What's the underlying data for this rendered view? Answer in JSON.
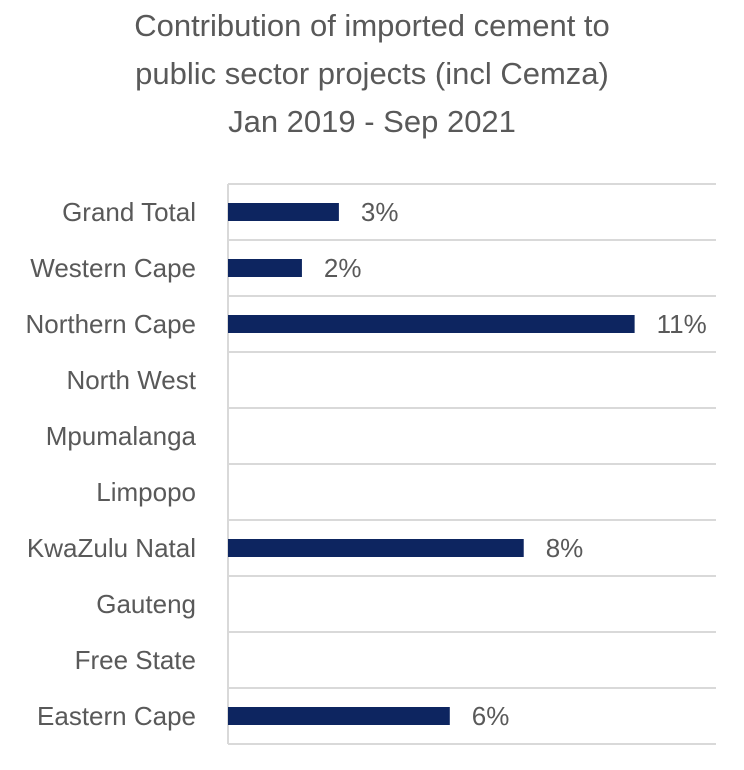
{
  "chart_data": {
    "type": "bar",
    "orientation": "horizontal",
    "title_lines": [
      "Contribution of imported cement to",
      "public sector projects (incl Cemza)",
      "Jan 2019 - Sep 2021"
    ],
    "categories": [
      "Grand Total",
      "Western Cape",
      "Northern Cape",
      "North West",
      "Mpumalanga",
      "Limpopo",
      "KwaZulu Natal",
      "Gauteng",
      "Free State",
      "Eastern Cape"
    ],
    "values": [
      3,
      2,
      11,
      null,
      null,
      null,
      8,
      null,
      null,
      6
    ],
    "data_labels": [
      "3%",
      "2%",
      "11%",
      "",
      "",
      "",
      "8%",
      "",
      "",
      "6%"
    ],
    "unit": "%",
    "xlim": [
      0,
      14.5
    ],
    "grid": "horizontal category separators",
    "legend": "none",
    "colors": {
      "bar": "#0d2560",
      "grid": "#d9d9d9",
      "text": "#595959"
    }
  }
}
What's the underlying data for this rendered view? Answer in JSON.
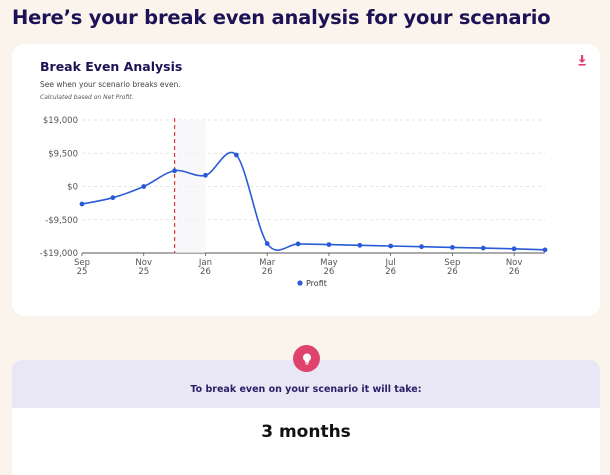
{
  "page": {
    "title": "Here’s your break even analysis for your scenario"
  },
  "chart_card": {
    "title": "Break Even Analysis",
    "subtitle": "See when your scenario breaks even.",
    "note": "Calculated based on Net Profit.",
    "download_icon": "download-icon"
  },
  "chart_data": {
    "type": "line",
    "title": "Break Even Analysis",
    "xlabel": "",
    "ylabel": "",
    "ylim": [
      -19000,
      19000
    ],
    "yticks": [
      19000,
      9500,
      0,
      -9500,
      -19000
    ],
    "ytick_labels": [
      "$19,000",
      "$9,500",
      "$0",
      "-$9,500",
      "-$19,000"
    ],
    "x": [
      "Sep 25",
      "Oct 25",
      "Nov 25",
      "Dec 25",
      "Jan 26",
      "Feb 26",
      "Mar 26",
      "Apr 26",
      "May 26",
      "Jun 26",
      "Jul 26",
      "Aug 26",
      "Sep 26",
      "Oct 26",
      "Nov 26",
      "Dec 26"
    ],
    "xtick_labels": [
      {
        "month": "Sep",
        "year": "25"
      },
      {
        "month": "Nov",
        "year": "25"
      },
      {
        "month": "Jan",
        "year": "26"
      },
      {
        "month": "Mar",
        "year": "26"
      },
      {
        "month": "May",
        "year": "26"
      },
      {
        "month": "Jul",
        "year": "26"
      },
      {
        "month": "Sep",
        "year": "26"
      },
      {
        "month": "Nov",
        "year": "26"
      }
    ],
    "series": [
      {
        "name": "Profit",
        "color": "#2a5bd7",
        "values": [
          -5000,
          -3200,
          0,
          4500,
          3200,
          9000,
          -16300,
          -16400,
          -16600,
          -16800,
          -17000,
          -17200,
          -17400,
          -17600,
          -17800,
          -18100
        ]
      }
    ],
    "break_even_marker": {
      "x": "Dec 25",
      "color": "#d93a3a",
      "style": "dashed"
    },
    "grid": true,
    "legend": "bottom-center"
  },
  "result": {
    "label": "To break even on your scenario it will take:",
    "value": "3 months",
    "badge_icon": "lightbulb-icon",
    "badge_color": "#e0426e"
  }
}
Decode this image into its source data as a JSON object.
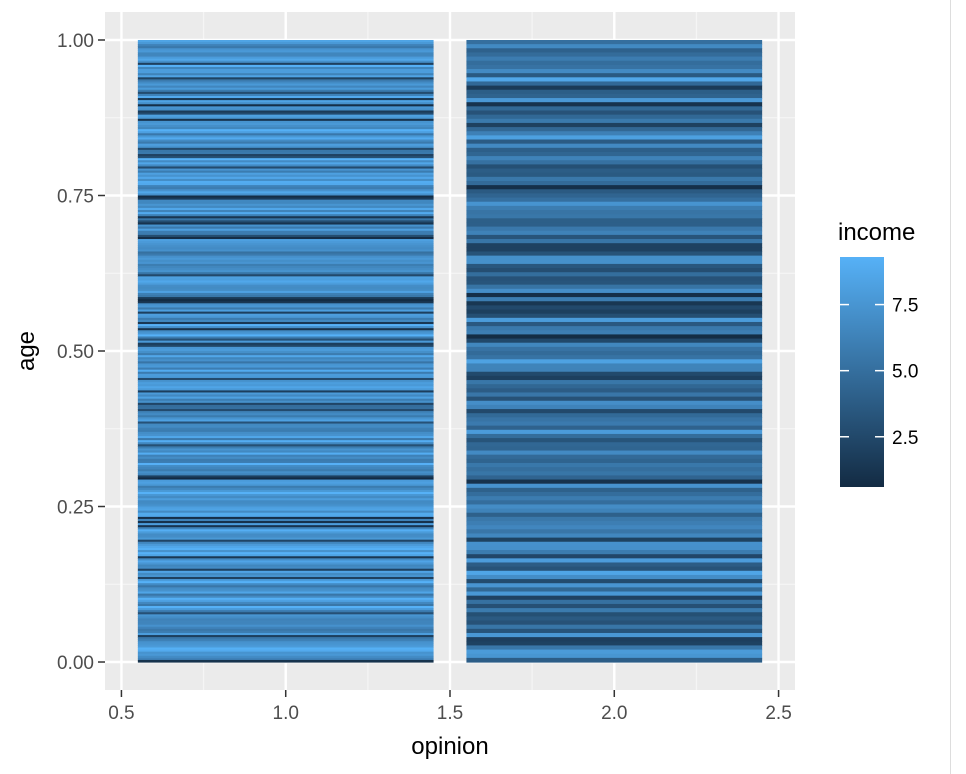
{
  "chart_data": {
    "type": "heatmap",
    "title": "",
    "xlabel": "opinion",
    "ylabel": "age",
    "xlim": [
      0.45,
      2.55
    ],
    "ylim": [
      -0.045,
      1.045
    ],
    "x_ticks": [
      0.5,
      1.0,
      1.5,
      2.0,
      2.5
    ],
    "x_tick_labels": [
      "0.5",
      "1.0",
      "1.5",
      "2.0",
      "2.5"
    ],
    "y_ticks": [
      0.0,
      0.25,
      0.5,
      0.75,
      1.0
    ],
    "y_tick_labels": [
      "0.00",
      "0.25",
      "0.50",
      "0.75",
      "1.00"
    ],
    "grid": true,
    "legend": {
      "title": "income",
      "placement": "right",
      "range": [
        0.6,
        9.3
      ],
      "breaks": [
        2.5,
        5.0,
        7.5
      ],
      "break_labels": [
        "2.5",
        "5.0",
        "7.5"
      ],
      "color_low": "#132b43",
      "color_high": "#56b1f7"
    },
    "columns": [
      {
        "opinion": 1,
        "x_range": [
          0.55,
          1.45
        ],
        "rows": 300,
        "mean_income": 7.3,
        "spread": 1.6
      },
      {
        "opinion": 2,
        "x_range": [
          1.55,
          2.45
        ],
        "rows": 150,
        "mean_income": 5.0,
        "spread": 2.4
      }
    ],
    "colors": {
      "panel_background": "#ebebeb",
      "grid_major": "#ffffff",
      "grid_minor": "#f5f5f5"
    }
  }
}
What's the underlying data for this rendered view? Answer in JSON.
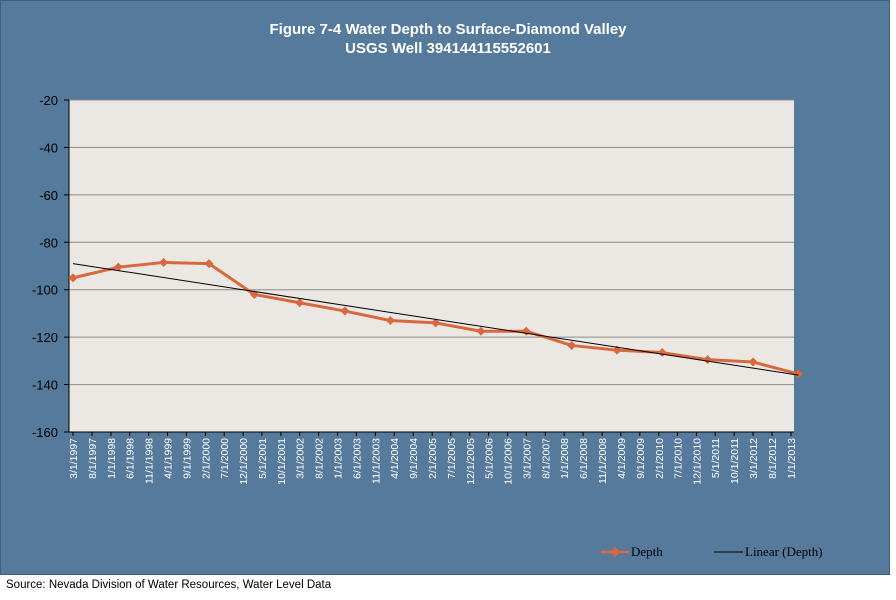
{
  "chart_data": {
    "type": "line",
    "title": "Figure 7-4 Water Depth to Surface-Diamond Valley",
    "subtitle": "USGS Well 394144115552601",
    "xlabel": "",
    "ylabel": "",
    "ylim": [
      -160,
      -20
    ],
    "yticks": [
      -20,
      -40,
      -60,
      -80,
      -100,
      -120,
      -140,
      -160
    ],
    "x_tick_labels": [
      "3/1/1997",
      "8/1/1997",
      "1/1/1998",
      "6/1/1998",
      "11/1/1998",
      "4/1/1999",
      "9/1/1999",
      "2/1/2000",
      "7/1/2000",
      "12/1/2000",
      "5/1/2001",
      "10/1/2001",
      "3/1/2002",
      "8/1/2002",
      "1/1/2003",
      "6/1/2003",
      "11/1/2003",
      "4/1/2004",
      "9/1/2004",
      "2/1/2005",
      "7/1/2005",
      "12/1/2005",
      "5/1/2006",
      "10/1/2006",
      "3/1/2007",
      "8/1/2007",
      "1/1/2008",
      "6/1/2008",
      "11/1/2008",
      "4/1/2009",
      "9/1/2009",
      "2/1/2010",
      "7/1/2010",
      "12/1/2010",
      "5/1/2011",
      "10/1/2011",
      "3/1/2012",
      "8/1/2012",
      "1/1/2013"
    ],
    "grid": true,
    "legend_position": "bottom-right",
    "series": [
      {
        "name": "Depth",
        "color": "#d9683f",
        "marker": "diamond",
        "points": [
          {
            "x": "3/1/1997",
            "y": -95
          },
          {
            "x": "3/1/1998",
            "y": -90.5
          },
          {
            "x": "3/1/1999",
            "y": -88.5
          },
          {
            "x": "3/1/2000",
            "y": -89
          },
          {
            "x": "3/1/2001",
            "y": -102
          },
          {
            "x": "3/1/2002",
            "y": -105.5
          },
          {
            "x": "3/1/2003",
            "y": -109
          },
          {
            "x": "3/1/2004",
            "y": -113
          },
          {
            "x": "3/1/2005",
            "y": -114
          },
          {
            "x": "3/1/2006",
            "y": -117.5
          },
          {
            "x": "3/1/2007",
            "y": -117.5
          },
          {
            "x": "3/1/2008",
            "y": -123.5
          },
          {
            "x": "3/1/2009",
            "y": -125.5
          },
          {
            "x": "3/1/2010",
            "y": -126.5
          },
          {
            "x": "3/1/2011",
            "y": -129.5
          },
          {
            "x": "3/1/2012",
            "y": -130.5
          },
          {
            "x": "3/1/2013",
            "y": -135.5
          }
        ]
      },
      {
        "name": "Linear (Depth)",
        "color": "#000000",
        "marker": "none",
        "points": [
          {
            "x": "3/1/1997",
            "y": -89
          },
          {
            "x": "3/1/2013",
            "y": -136
          }
        ]
      }
    ]
  },
  "source_note": "Source: Nevada Division of Water Resources, Water Level Data"
}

» **WHAT YOU WILL DO**
Give the entries again without a single change, but with no pictures.

» **THE COMPLETED TASK**
What's the underlying data for this rendered view? Answer in JSON.
{
  "chart_data": {
    "type": "bar",
    "orientation": "horizontal",
    "title_lines": [
      "Contribution of imported cement to",
      "public sector projects (incl Cemza)",
      "Jan 2019 - Sep 2021"
    ],
    "categories": [
      "Grand Total",
      "Western Cape",
      "Northern Cape",
      "North West",
      "Mpumalanga",
      "Limpopo",
      "KwaZulu Natal",
      "Gauteng",
      "Free State",
      "Eastern Cape"
    ],
    "values": [
      3,
      2,
      11,
      null,
      null,
      null,
      8,
      null,
      null,
      6
    ],
    "data_labels": [
      "3%",
      "2%",
      "11%",
      "",
      "",
      "",
      "8%",
      "",
      "",
      "6%"
    ],
    "unit": "%",
    "xlim": [
      0,
      14.5
    ],
    "grid": "horizontal category separators",
    "legend": "none",
    "colors": {
      "bar": "#0d2560",
      "grid": "#d9d9d9",
      "text": "#595959"
    }
  }
}
What's the underlying data for this rendered view? Answer in JSON.
{
  "page": {
    "title": "Here’s your break even analysis for your scenario"
  },
  "chart_card": {
    "title": "Break Even Analysis",
    "subtitle": "See when your scenario breaks even.",
    "note": "Calculated based on Net Profit.",
    "download_icon": "download-icon"
  },
  "chart_data": {
    "type": "line",
    "title": "Break Even Analysis",
    "xlabel": "",
    "ylabel": "",
    "ylim": [
      -19000,
      19000
    ],
    "yticks": [
      19000,
      9500,
      0,
      -9500,
      -19000
    ],
    "ytick_labels": [
      "$19,000",
      "$9,500",
      "$0",
      "-$9,500",
      "-$19,000"
    ],
    "x": [
      "Sep 25",
      "Oct 25",
      "Nov 25",
      "Dec 25",
      "Jan 26",
      "Feb 26",
      "Mar 26",
      "Apr 26",
      "May 26",
      "Jun 26",
      "Jul 26",
      "Aug 26",
      "Sep 26",
      "Oct 26",
      "Nov 26",
      "Dec 26"
    ],
    "xtick_labels": [
      {
        "month": "Sep",
        "year": "25"
      },
      {
        "month": "Nov",
        "year": "25"
      },
      {
        "month": "Jan",
        "year": "26"
      },
      {
        "month": "Mar",
        "year": "26"
      },
      {
        "month": "May",
        "year": "26"
      },
      {
        "month": "Jul",
        "year": "26"
      },
      {
        "month": "Sep",
        "year": "26"
      },
      {
        "month": "Nov",
        "year": "26"
      }
    ],
    "series": [
      {
        "name": "Profit",
        "color": "#2a5bd7",
        "values": [
          -5000,
          -3200,
          0,
          4500,
          3200,
          9000,
          -16300,
          -16400,
          -16600,
          -16800,
          -17000,
          -17200,
          -17400,
          -17600,
          -17800,
          -18100
        ]
      }
    ],
    "break_even_marker": {
      "x": "Dec 25",
      "color": "#d93a3a",
      "style": "dashed"
    },
    "grid": true,
    "legend": "bottom-center"
  },
  "result": {
    "label": "To break even on your scenario it will take:",
    "value": "3 months",
    "badge_icon": "lightbulb-icon",
    "badge_color": "#e0426e"
  }
}
Decode this image into its source data as a JSON object.
{
  "chart_data": {
    "type": "heatmap",
    "title": "",
    "xlabel": "opinion",
    "ylabel": "age",
    "xlim": [
      0.45,
      2.55
    ],
    "ylim": [
      -0.045,
      1.045
    ],
    "x_ticks": [
      0.5,
      1.0,
      1.5,
      2.0,
      2.5
    ],
    "x_tick_labels": [
      "0.5",
      "1.0",
      "1.5",
      "2.0",
      "2.5"
    ],
    "y_ticks": [
      0.0,
      0.25,
      0.5,
      0.75,
      1.0
    ],
    "y_tick_labels": [
      "0.00",
      "0.25",
      "0.50",
      "0.75",
      "1.00"
    ],
    "grid": true,
    "legend": {
      "title": "income",
      "placement": "right",
      "range": [
        0.6,
        9.3
      ],
      "breaks": [
        2.5,
        5.0,
        7.5
      ],
      "break_labels": [
        "2.5",
        "5.0",
        "7.5"
      ],
      "color_low": "#132b43",
      "color_high": "#56b1f7"
    },
    "columns": [
      {
        "opinion": 1,
        "x_range": [
          0.55,
          1.45
        ],
        "rows": 300,
        "mean_income": 7.3,
        "spread": 1.6
      },
      {
        "opinion": 2,
        "x_range": [
          1.55,
          2.45
        ],
        "rows": 150,
        "mean_income": 5.0,
        "spread": 2.4
      }
    ],
    "colors": {
      "panel_background": "#ebebeb",
      "grid_major": "#ffffff",
      "grid_minor": "#f5f5f5"
    }
  }
}
What's the underlying data for this rendered view? Answer in JSON.
{
  "chart_data": {
    "type": "line",
    "title": "Figure 7-4 Water Depth to Surface-Diamond Valley",
    "subtitle": "USGS Well 394144115552601",
    "xlabel": "",
    "ylabel": "",
    "ylim": [
      -160,
      -20
    ],
    "yticks": [
      -20,
      -40,
      -60,
      -80,
      -100,
      -120,
      -140,
      -160
    ],
    "x_tick_labels": [
      "3/1/1997",
      "8/1/1997",
      "1/1/1998",
      "6/1/1998",
      "11/1/1998",
      "4/1/1999",
      "9/1/1999",
      "2/1/2000",
      "7/1/2000",
      "12/1/2000",
      "5/1/2001",
      "10/1/2001",
      "3/1/2002",
      "8/1/2002",
      "1/1/2003",
      "6/1/2003",
      "11/1/2003",
      "4/1/2004",
      "9/1/2004",
      "2/1/2005",
      "7/1/2005",
      "12/1/2005",
      "5/1/2006",
      "10/1/2006",
      "3/1/2007",
      "8/1/2007",
      "1/1/2008",
      "6/1/2008",
      "11/1/2008",
      "4/1/2009",
      "9/1/2009",
      "2/1/2010",
      "7/1/2010",
      "12/1/2010",
      "5/1/2011",
      "10/1/2011",
      "3/1/2012",
      "8/1/2012",
      "1/1/2013"
    ],
    "grid": true,
    "legend_position": "bottom-right",
    "series": [
      {
        "name": "Depth",
        "color": "#d9683f",
        "marker": "diamond",
        "points": [
          {
            "x": "3/1/1997",
            "y": -95
          },
          {
            "x": "3/1/1998",
            "y": -90.5
          },
          {
            "x": "3/1/1999",
            "y": -88.5
          },
          {
            "x": "3/1/2000",
            "y": -89
          },
          {
            "x": "3/1/2001",
            "y": -102
          },
          {
            "x": "3/1/2002",
            "y": -105.5
          },
          {
            "x": "3/1/2003",
            "y": -109
          },
          {
            "x": "3/1/2004",
            "y": -113
          },
          {
            "x": "3/1/2005",
            "y": -114
          },
          {
            "x": "3/1/2006",
            "y": -117.5
          },
          {
            "x": "3/1/2007",
            "y": -117.5
          },
          {
            "x": "3/1/2008",
            "y": -123.5
          },
          {
            "x": "3/1/2009",
            "y": -125.5
          },
          {
            "x": "3/1/2010",
            "y": -126.5
          },
          {
            "x": "3/1/2011",
            "y": -129.5
          },
          {
            "x": "3/1/2012",
            "y": -130.5
          },
          {
            "x": "3/1/2013",
            "y": -135.5
          }
        ]
      },
      {
        "name": "Linear (Depth)",
        "color": "#000000",
        "marker": "none",
        "points": [
          {
            "x": "3/1/1997",
            "y": -89
          },
          {
            "x": "3/1/2013",
            "y": -136
          }
        ]
      }
    ]
  },
  "source_note": "Source: Nevada Division of Water Resources, Water Level Data"
}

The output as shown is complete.